● OBJECTIVE
Pictures don't belong in the copy; print all the records exactly.

● EXERCISE MATERIALS
— Begin —
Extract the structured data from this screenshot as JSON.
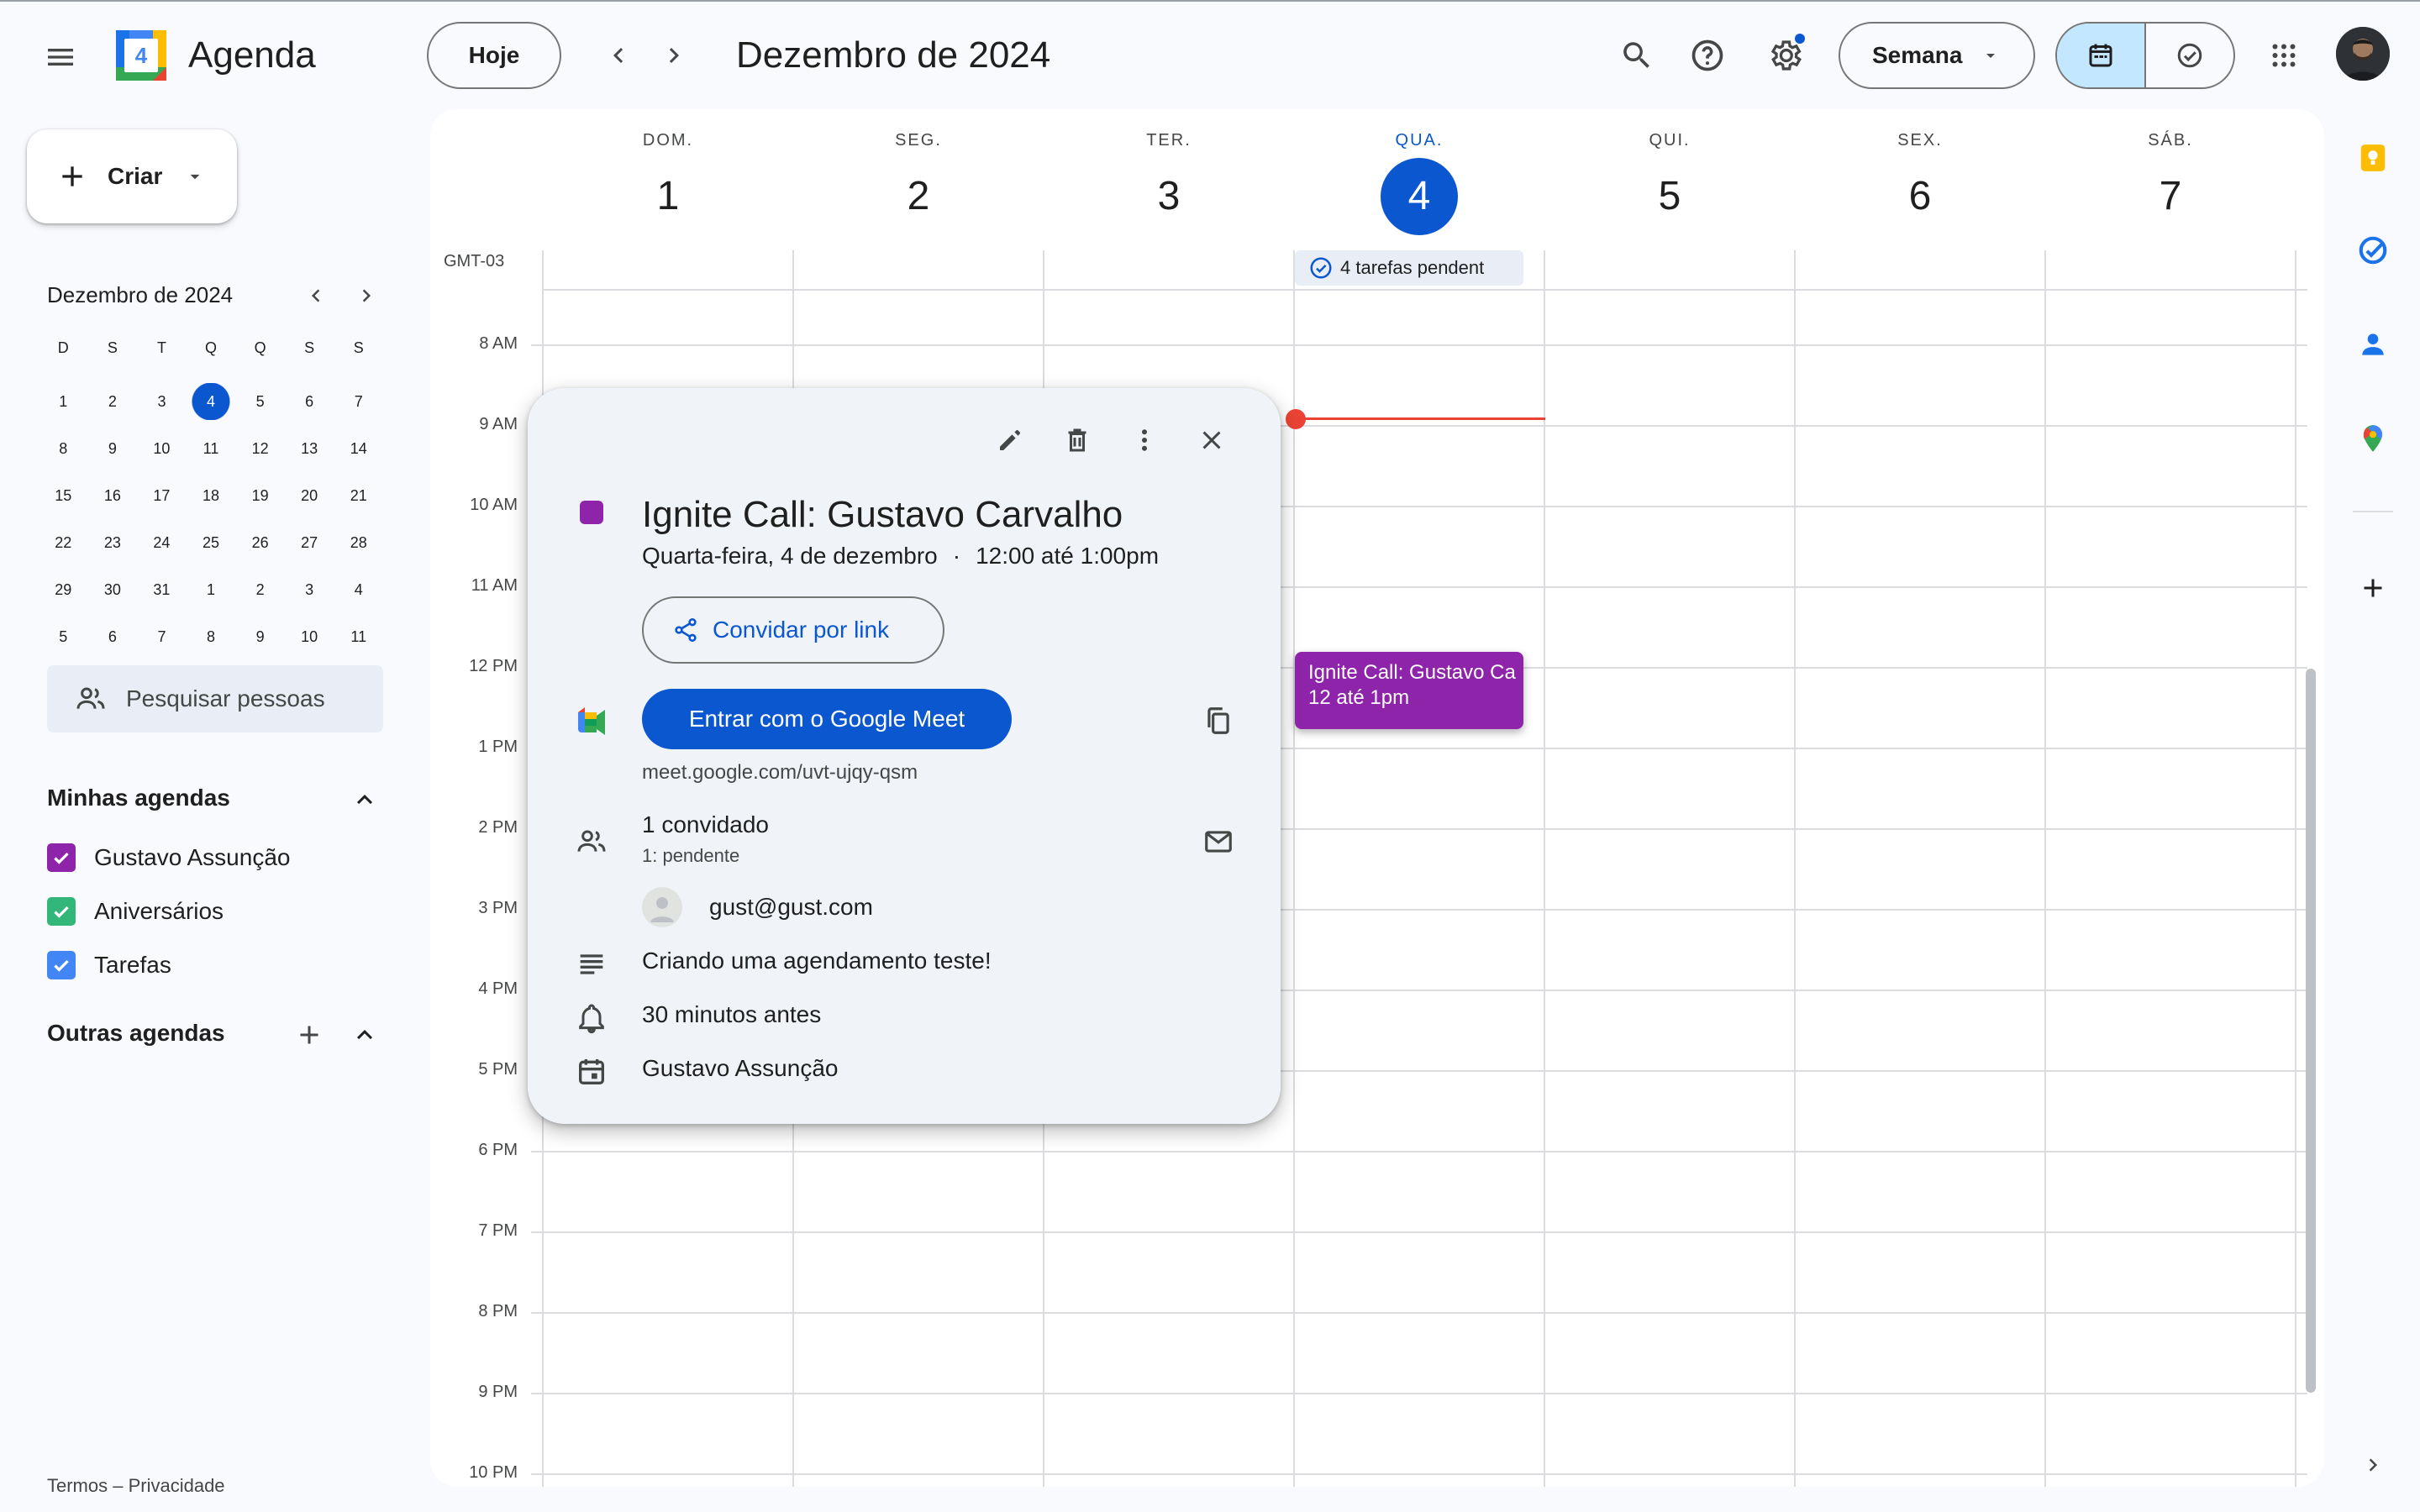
{
  "header": {
    "app_name": "Agenda",
    "logo_number": "4",
    "today_button": "Hoje",
    "month_title": "Dezembro de 2024",
    "view_selector": "Semana"
  },
  "sidebar": {
    "create_button": "Criar",
    "mini_calendar": {
      "title": "Dezembro de 2024",
      "weekdays": [
        "D",
        "S",
        "T",
        "Q",
        "Q",
        "S",
        "S"
      ],
      "weeks": [
        [
          "1",
          "2",
          "3",
          "4",
          "5",
          "6",
          "7"
        ],
        [
          "8",
          "9",
          "10",
          "11",
          "12",
          "13",
          "14"
        ],
        [
          "15",
          "16",
          "17",
          "18",
          "19",
          "20",
          "21"
        ],
        [
          "22",
          "23",
          "24",
          "25",
          "26",
          "27",
          "28"
        ],
        [
          "29",
          "30",
          "31",
          "1",
          "2",
          "3",
          "4"
        ],
        [
          "5",
          "6",
          "7",
          "8",
          "9",
          "10",
          "11"
        ]
      ],
      "selected_day": "4"
    },
    "search_people_placeholder": "Pesquisar pessoas",
    "my_calendars_title": "Minhas agendas",
    "my_calendars": [
      {
        "label": "Gustavo Assunção",
        "color": "#8e24aa"
      },
      {
        "label": "Aniversários",
        "color": "#33b679"
      },
      {
        "label": "Tarefas",
        "color": "#4285f4"
      }
    ],
    "other_calendars_title": "Outras agendas",
    "footer": "Termos – Privacidade"
  },
  "week": {
    "timezone": "GMT-03",
    "days": [
      {
        "name": "DOM.",
        "num": "1"
      },
      {
        "name": "SEG.",
        "num": "2"
      },
      {
        "name": "TER.",
        "num": "3"
      },
      {
        "name": "QUA.",
        "num": "4",
        "today": true
      },
      {
        "name": "QUI.",
        "num": "5"
      },
      {
        "name": "SEX.",
        "num": "6"
      },
      {
        "name": "SÁB.",
        "num": "7"
      }
    ],
    "tasks_chip": "4 tarefas pendent",
    "hours": [
      "8 AM",
      "9 AM",
      "10 AM",
      "11 AM",
      "12 PM",
      "1 PM",
      "2 PM",
      "3 PM",
      "4 PM",
      "5 PM",
      "6 PM",
      "7 PM",
      "8 PM",
      "9 PM",
      "10 PM"
    ],
    "event": {
      "title": "Ignite Call: Gustavo Ca",
      "time": "12 até 1pm",
      "color": "#8e24aa"
    }
  },
  "popup": {
    "title": "Ignite Call: Gustavo Carvalho",
    "date": "Quarta-feira, 4 de dezembro",
    "separator": "·",
    "time": "12:00 até 1:00pm",
    "invite_link_button": "Convidar por link",
    "meet_button": "Entrar com o Google Meet",
    "meet_url": "meet.google.com/uvt-ujqy-qsm",
    "guests_count": "1 convidado",
    "guests_status": "1: pendente",
    "guest_email": "gust@gust.com",
    "description": "Criando uma agendamento teste!",
    "reminder": "30 minutos antes",
    "calendar": "Gustavo Assunção",
    "color": "#8e24aa"
  },
  "colors": {
    "accent": "#0b57d0",
    "today": "#0b57d0",
    "now_line": "#ea4335"
  }
}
— End —
● TASK ANSWER
Extract the structured data from this screenshot as JSON.
{
  "header": {
    "app_name": "Agenda",
    "logo_number": "4",
    "today_button": "Hoje",
    "month_title": "Dezembro de 2024",
    "view_selector": "Semana"
  },
  "sidebar": {
    "create_button": "Criar",
    "mini_calendar": {
      "title": "Dezembro de 2024",
      "weekdays": [
        "D",
        "S",
        "T",
        "Q",
        "Q",
        "S",
        "S"
      ],
      "weeks": [
        [
          "1",
          "2",
          "3",
          "4",
          "5",
          "6",
          "7"
        ],
        [
          "8",
          "9",
          "10",
          "11",
          "12",
          "13",
          "14"
        ],
        [
          "15",
          "16",
          "17",
          "18",
          "19",
          "20",
          "21"
        ],
        [
          "22",
          "23",
          "24",
          "25",
          "26",
          "27",
          "28"
        ],
        [
          "29",
          "30",
          "31",
          "1",
          "2",
          "3",
          "4"
        ],
        [
          "5",
          "6",
          "7",
          "8",
          "9",
          "10",
          "11"
        ]
      ],
      "selected_day": "4"
    },
    "search_people_placeholder": "Pesquisar pessoas",
    "my_calendars_title": "Minhas agendas",
    "my_calendars": [
      {
        "label": "Gustavo Assunção",
        "color": "#8e24aa"
      },
      {
        "label": "Aniversários",
        "color": "#33b679"
      },
      {
        "label": "Tarefas",
        "color": "#4285f4"
      }
    ],
    "other_calendars_title": "Outras agendas",
    "footer": "Termos – Privacidade"
  },
  "week": {
    "timezone": "GMT-03",
    "days": [
      {
        "name": "DOM.",
        "num": "1"
      },
      {
        "name": "SEG.",
        "num": "2"
      },
      {
        "name": "TER.",
        "num": "3"
      },
      {
        "name": "QUA.",
        "num": "4",
        "today": true
      },
      {
        "name": "QUI.",
        "num": "5"
      },
      {
        "name": "SEX.",
        "num": "6"
      },
      {
        "name": "SÁB.",
        "num": "7"
      }
    ],
    "tasks_chip": "4 tarefas pendent",
    "hours": [
      "8 AM",
      "9 AM",
      "10 AM",
      "11 AM",
      "12 PM",
      "1 PM",
      "2 PM",
      "3 PM",
      "4 PM",
      "5 PM",
      "6 PM",
      "7 PM",
      "8 PM",
      "9 PM",
      "10 PM"
    ],
    "event": {
      "title": "Ignite Call: Gustavo Ca",
      "time": "12 até 1pm",
      "color": "#8e24aa"
    }
  },
  "popup": {
    "title": "Ignite Call: Gustavo Carvalho",
    "date": "Quarta-feira, 4 de dezembro",
    "separator": "·",
    "time": "12:00 até 1:00pm",
    "invite_link_button": "Convidar por link",
    "meet_button": "Entrar com o Google Meet",
    "meet_url": "meet.google.com/uvt-ujqy-qsm",
    "guests_count": "1 convidado",
    "guests_status": "1: pendente",
    "guest_email": "gust@gust.com",
    "description": "Criando uma agendamento teste!",
    "reminder": "30 minutos antes",
    "calendar": "Gustavo Assunção",
    "color": "#8e24aa"
  },
  "colors": {
    "accent": "#0b57d0",
    "today": "#0b57d0",
    "now_line": "#ea4335"
  }
}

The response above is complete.